GIVEN REQUEST: Each record needs to be echoed exactly; can you do that?

── RECORD EXCERPTS ──

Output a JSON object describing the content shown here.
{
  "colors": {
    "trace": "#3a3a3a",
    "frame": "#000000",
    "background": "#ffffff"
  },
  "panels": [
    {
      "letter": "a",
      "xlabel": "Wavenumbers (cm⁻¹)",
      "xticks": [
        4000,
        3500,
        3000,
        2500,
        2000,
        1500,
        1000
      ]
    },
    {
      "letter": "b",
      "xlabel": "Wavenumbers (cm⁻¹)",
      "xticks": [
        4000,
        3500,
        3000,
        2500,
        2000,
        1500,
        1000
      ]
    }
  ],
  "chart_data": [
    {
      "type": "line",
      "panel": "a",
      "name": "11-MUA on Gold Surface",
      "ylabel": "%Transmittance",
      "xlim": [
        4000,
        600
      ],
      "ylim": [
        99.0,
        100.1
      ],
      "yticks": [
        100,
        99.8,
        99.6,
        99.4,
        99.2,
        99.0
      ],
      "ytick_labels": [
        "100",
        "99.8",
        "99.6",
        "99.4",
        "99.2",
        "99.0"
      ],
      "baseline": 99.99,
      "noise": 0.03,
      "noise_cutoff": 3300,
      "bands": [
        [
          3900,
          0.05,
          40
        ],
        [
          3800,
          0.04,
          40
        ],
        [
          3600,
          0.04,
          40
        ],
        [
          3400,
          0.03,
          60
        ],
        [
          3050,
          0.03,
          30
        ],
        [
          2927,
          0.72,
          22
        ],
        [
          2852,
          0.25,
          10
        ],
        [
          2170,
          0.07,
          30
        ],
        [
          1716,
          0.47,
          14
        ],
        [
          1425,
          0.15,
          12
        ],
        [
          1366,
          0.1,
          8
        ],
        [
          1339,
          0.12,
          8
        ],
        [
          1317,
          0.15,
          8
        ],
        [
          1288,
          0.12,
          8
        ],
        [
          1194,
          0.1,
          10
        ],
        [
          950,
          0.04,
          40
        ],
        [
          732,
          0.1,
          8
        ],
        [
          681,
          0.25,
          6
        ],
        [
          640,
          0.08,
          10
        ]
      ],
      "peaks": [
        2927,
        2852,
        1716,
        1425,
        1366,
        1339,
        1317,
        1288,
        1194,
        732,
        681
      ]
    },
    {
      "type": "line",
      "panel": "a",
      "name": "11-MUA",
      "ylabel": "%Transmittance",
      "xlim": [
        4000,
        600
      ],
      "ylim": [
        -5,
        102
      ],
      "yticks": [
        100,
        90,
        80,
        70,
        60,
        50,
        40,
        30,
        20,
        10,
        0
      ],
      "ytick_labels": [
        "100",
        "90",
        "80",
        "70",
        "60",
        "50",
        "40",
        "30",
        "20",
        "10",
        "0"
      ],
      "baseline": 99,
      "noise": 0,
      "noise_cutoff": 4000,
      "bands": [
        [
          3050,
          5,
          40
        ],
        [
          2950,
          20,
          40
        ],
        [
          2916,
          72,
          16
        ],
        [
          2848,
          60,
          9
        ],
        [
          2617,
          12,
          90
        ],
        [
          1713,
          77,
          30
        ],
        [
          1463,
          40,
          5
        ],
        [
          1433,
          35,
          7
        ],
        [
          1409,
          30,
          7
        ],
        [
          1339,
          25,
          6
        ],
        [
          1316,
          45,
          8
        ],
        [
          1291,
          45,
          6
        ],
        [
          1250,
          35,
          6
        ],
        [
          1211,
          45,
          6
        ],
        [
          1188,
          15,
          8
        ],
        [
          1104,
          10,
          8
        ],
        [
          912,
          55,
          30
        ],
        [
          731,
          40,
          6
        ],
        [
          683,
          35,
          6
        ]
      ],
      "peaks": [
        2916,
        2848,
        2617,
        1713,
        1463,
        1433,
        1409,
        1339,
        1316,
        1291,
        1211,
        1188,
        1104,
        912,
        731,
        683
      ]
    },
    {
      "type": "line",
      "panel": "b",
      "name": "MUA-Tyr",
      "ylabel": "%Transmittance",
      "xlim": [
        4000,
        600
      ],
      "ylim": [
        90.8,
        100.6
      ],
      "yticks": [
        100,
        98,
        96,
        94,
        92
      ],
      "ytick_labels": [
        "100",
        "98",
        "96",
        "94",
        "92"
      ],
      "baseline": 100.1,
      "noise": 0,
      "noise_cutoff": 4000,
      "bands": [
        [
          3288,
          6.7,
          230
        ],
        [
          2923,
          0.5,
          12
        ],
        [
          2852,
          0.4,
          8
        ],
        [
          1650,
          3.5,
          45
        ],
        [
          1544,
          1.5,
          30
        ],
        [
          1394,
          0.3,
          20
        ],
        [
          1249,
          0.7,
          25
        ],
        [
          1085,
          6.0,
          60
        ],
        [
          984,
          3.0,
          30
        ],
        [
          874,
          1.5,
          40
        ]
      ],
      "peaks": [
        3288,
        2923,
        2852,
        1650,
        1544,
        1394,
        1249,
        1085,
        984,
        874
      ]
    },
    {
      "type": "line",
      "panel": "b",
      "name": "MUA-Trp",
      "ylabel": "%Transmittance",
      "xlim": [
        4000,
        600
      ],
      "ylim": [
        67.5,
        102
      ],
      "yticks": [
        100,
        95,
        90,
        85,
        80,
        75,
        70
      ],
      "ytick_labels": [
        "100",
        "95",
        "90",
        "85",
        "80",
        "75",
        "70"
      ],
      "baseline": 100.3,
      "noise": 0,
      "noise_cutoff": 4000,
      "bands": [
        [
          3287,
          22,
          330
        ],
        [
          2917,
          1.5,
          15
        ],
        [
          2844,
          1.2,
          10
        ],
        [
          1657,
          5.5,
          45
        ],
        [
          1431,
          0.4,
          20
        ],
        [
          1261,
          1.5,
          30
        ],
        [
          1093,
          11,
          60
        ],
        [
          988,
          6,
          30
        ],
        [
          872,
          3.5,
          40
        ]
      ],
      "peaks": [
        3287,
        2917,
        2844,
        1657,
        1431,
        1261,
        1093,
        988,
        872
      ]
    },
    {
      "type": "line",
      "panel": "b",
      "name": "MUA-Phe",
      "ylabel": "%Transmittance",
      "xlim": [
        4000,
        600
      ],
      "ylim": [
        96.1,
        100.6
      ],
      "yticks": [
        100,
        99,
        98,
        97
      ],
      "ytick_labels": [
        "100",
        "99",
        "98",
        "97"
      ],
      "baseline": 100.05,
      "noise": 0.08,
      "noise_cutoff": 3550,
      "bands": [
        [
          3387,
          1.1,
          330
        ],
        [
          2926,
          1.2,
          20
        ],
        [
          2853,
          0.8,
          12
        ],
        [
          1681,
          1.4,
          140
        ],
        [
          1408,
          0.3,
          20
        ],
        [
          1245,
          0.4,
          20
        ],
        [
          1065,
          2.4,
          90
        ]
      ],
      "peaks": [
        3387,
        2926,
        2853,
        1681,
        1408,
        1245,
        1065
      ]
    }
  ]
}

───

THE RESPONSE:
Output a JSON object describing the content shown here.
{
  "colors": {
    "trace": "#3a3a3a",
    "frame": "#000000",
    "background": "#ffffff"
  },
  "panels": [
    {
      "letter": "a",
      "xlabel": "Wavenumbers (cm⁻¹)",
      "xticks": [
        4000,
        3500,
        3000,
        2500,
        2000,
        1500,
        1000
      ]
    },
    {
      "letter": "b",
      "xlabel": "Wavenumbers (cm⁻¹)",
      "xticks": [
        4000,
        3500,
        3000,
        2500,
        2000,
        1500,
        1000
      ]
    }
  ],
  "chart_data": [
    {
      "type": "line",
      "panel": "a",
      "name": "11-MUA on Gold Surface",
      "ylabel": "%Transmittance",
      "xlim": [
        4000,
        600
      ],
      "ylim": [
        99.0,
        100.1
      ],
      "yticks": [
        100,
        99.8,
        99.6,
        99.4,
        99.2,
        99.0
      ],
      "ytick_labels": [
        "100",
        "99.8",
        "99.6",
        "99.4",
        "99.2",
        "99.0"
      ],
      "baseline": 99.99,
      "noise": 0.03,
      "noise_cutoff": 3300,
      "bands": [
        [
          3900,
          0.05,
          40
        ],
        [
          3800,
          0.04,
          40
        ],
        [
          3600,
          0.04,
          40
        ],
        [
          3400,
          0.03,
          60
        ],
        [
          3050,
          0.03,
          30
        ],
        [
          2927,
          0.72,
          22
        ],
        [
          2852,
          0.25,
          10
        ],
        [
          2170,
          0.07,
          30
        ],
        [
          1716,
          0.47,
          14
        ],
        [
          1425,
          0.15,
          12
        ],
        [
          1366,
          0.1,
          8
        ],
        [
          1339,
          0.12,
          8
        ],
        [
          1317,
          0.15,
          8
        ],
        [
          1288,
          0.12,
          8
        ],
        [
          1194,
          0.1,
          10
        ],
        [
          950,
          0.04,
          40
        ],
        [
          732,
          0.1,
          8
        ],
        [
          681,
          0.25,
          6
        ],
        [
          640,
          0.08,
          10
        ]
      ],
      "peaks": [
        2927,
        2852,
        1716,
        1425,
        1366,
        1339,
        1317,
        1288,
        1194,
        732,
        681
      ]
    },
    {
      "type": "line",
      "panel": "a",
      "name": "11-MUA",
      "ylabel": "%Transmittance",
      "xlim": [
        4000,
        600
      ],
      "ylim": [
        -5,
        102
      ],
      "yticks": [
        100,
        90,
        80,
        70,
        60,
        50,
        40,
        30,
        20,
        10,
        0
      ],
      "ytick_labels": [
        "100",
        "90",
        "80",
        "70",
        "60",
        "50",
        "40",
        "30",
        "20",
        "10",
        "0"
      ],
      "baseline": 99,
      "noise": 0,
      "noise_cutoff": 4000,
      "bands": [
        [
          3050,
          5,
          40
        ],
        [
          2950,
          20,
          40
        ],
        [
          2916,
          72,
          16
        ],
        [
          2848,
          60,
          9
        ],
        [
          2617,
          12,
          90
        ],
        [
          1713,
          77,
          30
        ],
        [
          1463,
          40,
          5
        ],
        [
          1433,
          35,
          7
        ],
        [
          1409,
          30,
          7
        ],
        [
          1339,
          25,
          6
        ],
        [
          1316,
          45,
          8
        ],
        [
          1291,
          45,
          6
        ],
        [
          1250,
          35,
          6
        ],
        [
          1211,
          45,
          6
        ],
        [
          1188,
          15,
          8
        ],
        [
          1104,
          10,
          8
        ],
        [
          912,
          55,
          30
        ],
        [
          731,
          40,
          6
        ],
        [
          683,
          35,
          6
        ]
      ],
      "peaks": [
        2916,
        2848,
        2617,
        1713,
        1463,
        1433,
        1409,
        1339,
        1316,
        1291,
        1211,
        1188,
        1104,
        912,
        731,
        683
      ]
    },
    {
      "type": "line",
      "panel": "b",
      "name": "MUA-Tyr",
      "ylabel": "%Transmittance",
      "xlim": [
        4000,
        600
      ],
      "ylim": [
        90.8,
        100.6
      ],
      "yticks": [
        100,
        98,
        96,
        94,
        92
      ],
      "ytick_labels": [
        "100",
        "98",
        "96",
        "94",
        "92"
      ],
      "baseline": 100.1,
      "noise": 0,
      "noise_cutoff": 4000,
      "bands": [
        [
          3288,
          6.7,
          230
        ],
        [
          2923,
          0.5,
          12
        ],
        [
          2852,
          0.4,
          8
        ],
        [
          1650,
          3.5,
          45
        ],
        [
          1544,
          1.5,
          30
        ],
        [
          1394,
          0.3,
          20
        ],
        [
          1249,
          0.7,
          25
        ],
        [
          1085,
          6.0,
          60
        ],
        [
          984,
          3.0,
          30
        ],
        [
          874,
          1.5,
          40
        ]
      ],
      "peaks": [
        3288,
        2923,
        2852,
        1650,
        1544,
        1394,
        1249,
        1085,
        984,
        874
      ]
    },
    {
      "type": "line",
      "panel": "b",
      "name": "MUA-Trp",
      "ylabel": "%Transmittance",
      "xlim": [
        4000,
        600
      ],
      "ylim": [
        67.5,
        102
      ],
      "yticks": [
        100,
        95,
        90,
        85,
        80,
        75,
        70
      ],
      "ytick_labels": [
        "100",
        "95",
        "90",
        "85",
        "80",
        "75",
        "70"
      ],
      "baseline": 100.3,
      "noise": 0,
      "noise_cutoff": 4000,
      "bands": [
        [
          3287,
          22,
          330
        ],
        [
          2917,
          1.5,
          15
        ],
        [
          2844,
          1.2,
          10
        ],
        [
          1657,
          5.5,
          45
        ],
        [
          1431,
          0.4,
          20
        ],
        [
          1261,
          1.5,
          30
        ],
        [
          1093,
          11,
          60
        ],
        [
          988,
          6,
          30
        ],
        [
          872,
          3.5,
          40
        ]
      ],
      "peaks": [
        3287,
        2917,
        2844,
        1657,
        1431,
        1261,
        1093,
        988,
        872
      ]
    },
    {
      "type": "line",
      "panel": "b",
      "name": "MUA-Phe",
      "ylabel": "%Transmittance",
      "xlim": [
        4000,
        600
      ],
      "ylim": [
        96.1,
        100.6
      ],
      "yticks": [
        100,
        99,
        98,
        97
      ],
      "ytick_labels": [
        "100",
        "99",
        "98",
        "97"
      ],
      "baseline": 100.05,
      "noise": 0.08,
      "noise_cutoff": 3550,
      "bands": [
        [
          3387,
          1.1,
          330
        ],
        [
          2926,
          1.2,
          20
        ],
        [
          2853,
          0.8,
          12
        ],
        [
          1681,
          1.4,
          140
        ],
        [
          1408,
          0.3,
          20
        ],
        [
          1245,
          0.4,
          20
        ],
        [
          1065,
          2.4,
          90
        ]
      ],
      "peaks": [
        3387,
        2926,
        2853,
        1681,
        1408,
        1245,
        1065
      ]
    }
  ]
}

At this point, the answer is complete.